(Element position data)
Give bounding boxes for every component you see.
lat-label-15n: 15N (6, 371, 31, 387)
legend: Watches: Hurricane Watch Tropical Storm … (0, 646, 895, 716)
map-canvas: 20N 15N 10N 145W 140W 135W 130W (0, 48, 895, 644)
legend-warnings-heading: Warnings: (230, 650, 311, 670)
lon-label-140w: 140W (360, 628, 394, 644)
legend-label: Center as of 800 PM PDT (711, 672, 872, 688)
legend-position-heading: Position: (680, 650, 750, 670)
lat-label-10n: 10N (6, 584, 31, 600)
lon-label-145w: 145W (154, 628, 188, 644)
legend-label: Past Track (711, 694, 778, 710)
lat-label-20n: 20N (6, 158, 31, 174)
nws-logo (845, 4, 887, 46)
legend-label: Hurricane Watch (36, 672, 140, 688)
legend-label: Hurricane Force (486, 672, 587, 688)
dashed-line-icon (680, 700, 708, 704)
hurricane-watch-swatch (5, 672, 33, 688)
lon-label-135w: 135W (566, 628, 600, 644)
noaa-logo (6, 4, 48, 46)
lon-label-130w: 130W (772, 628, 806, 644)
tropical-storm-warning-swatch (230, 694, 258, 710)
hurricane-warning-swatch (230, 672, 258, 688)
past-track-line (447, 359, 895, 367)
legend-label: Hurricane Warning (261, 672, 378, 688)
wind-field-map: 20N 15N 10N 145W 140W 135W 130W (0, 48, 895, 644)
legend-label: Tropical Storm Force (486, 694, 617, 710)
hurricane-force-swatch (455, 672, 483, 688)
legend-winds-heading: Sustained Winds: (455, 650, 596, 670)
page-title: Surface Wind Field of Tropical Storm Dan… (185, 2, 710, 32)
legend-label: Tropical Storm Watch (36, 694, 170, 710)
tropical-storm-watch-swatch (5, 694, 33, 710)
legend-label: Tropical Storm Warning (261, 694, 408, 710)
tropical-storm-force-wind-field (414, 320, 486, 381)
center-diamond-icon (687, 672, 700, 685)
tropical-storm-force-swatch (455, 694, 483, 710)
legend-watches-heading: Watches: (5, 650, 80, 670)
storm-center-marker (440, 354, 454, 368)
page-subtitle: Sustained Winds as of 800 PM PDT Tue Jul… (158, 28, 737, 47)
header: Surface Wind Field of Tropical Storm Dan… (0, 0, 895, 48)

### EXERCISE BRIEF
Copy every line above word for word, from the first through the last.

### EXERCISE RESPONSE
Give bounding boxes for every component you see.
lat-label-15n: 15N (6, 371, 31, 387)
legend: Watches: Hurricane Watch Tropical Storm … (0, 646, 895, 716)
map-canvas: 20N 15N 10N 145W 140W 135W 130W (0, 48, 895, 644)
legend-warnings-heading: Warnings: (230, 650, 311, 670)
lon-label-140w: 140W (360, 628, 394, 644)
legend-label: Center as of 800 PM PDT (711, 672, 872, 688)
legend-position-heading: Position: (680, 650, 750, 670)
lat-label-10n: 10N (6, 584, 31, 600)
lon-label-145w: 145W (154, 628, 188, 644)
legend-label: Past Track (711, 694, 778, 710)
lat-label-20n: 20N (6, 158, 31, 174)
nws-logo (845, 4, 887, 46)
legend-label: Hurricane Watch (36, 672, 140, 688)
legend-label: Hurricane Force (486, 672, 587, 688)
dashed-line-icon (680, 700, 708, 704)
hurricane-watch-swatch (5, 672, 33, 688)
lon-label-135w: 135W (566, 628, 600, 644)
noaa-logo (6, 4, 48, 46)
lon-label-130w: 130W (772, 628, 806, 644)
tropical-storm-warning-swatch (230, 694, 258, 710)
hurricane-warning-swatch (230, 672, 258, 688)
past-track-line (447, 359, 895, 367)
legend-label: Hurricane Warning (261, 672, 378, 688)
wind-field-map: 20N 15N 10N 145W 140W 135W 130W (0, 48, 895, 644)
legend-label: Tropical Storm Force (486, 694, 617, 710)
hurricane-force-swatch (455, 672, 483, 688)
legend-winds-heading: Sustained Winds: (455, 650, 596, 670)
page-title: Surface Wind Field of Tropical Storm Dan… (185, 2, 710, 32)
legend-label: Tropical Storm Watch (36, 694, 170, 710)
tropical-storm-watch-swatch (5, 694, 33, 710)
legend-label: Tropical Storm Warning (261, 694, 408, 710)
tropical-storm-force-wind-field (414, 320, 486, 381)
center-diamond-icon (687, 672, 700, 685)
tropical-storm-force-swatch (455, 694, 483, 710)
legend-watches-heading: Watches: (5, 650, 80, 670)
storm-center-marker (440, 354, 454, 368)
page-subtitle: Sustained Winds as of 800 PM PDT Tue Jul… (158, 28, 737, 47)
header: Surface Wind Field of Tropical Storm Dan… (0, 0, 895, 48)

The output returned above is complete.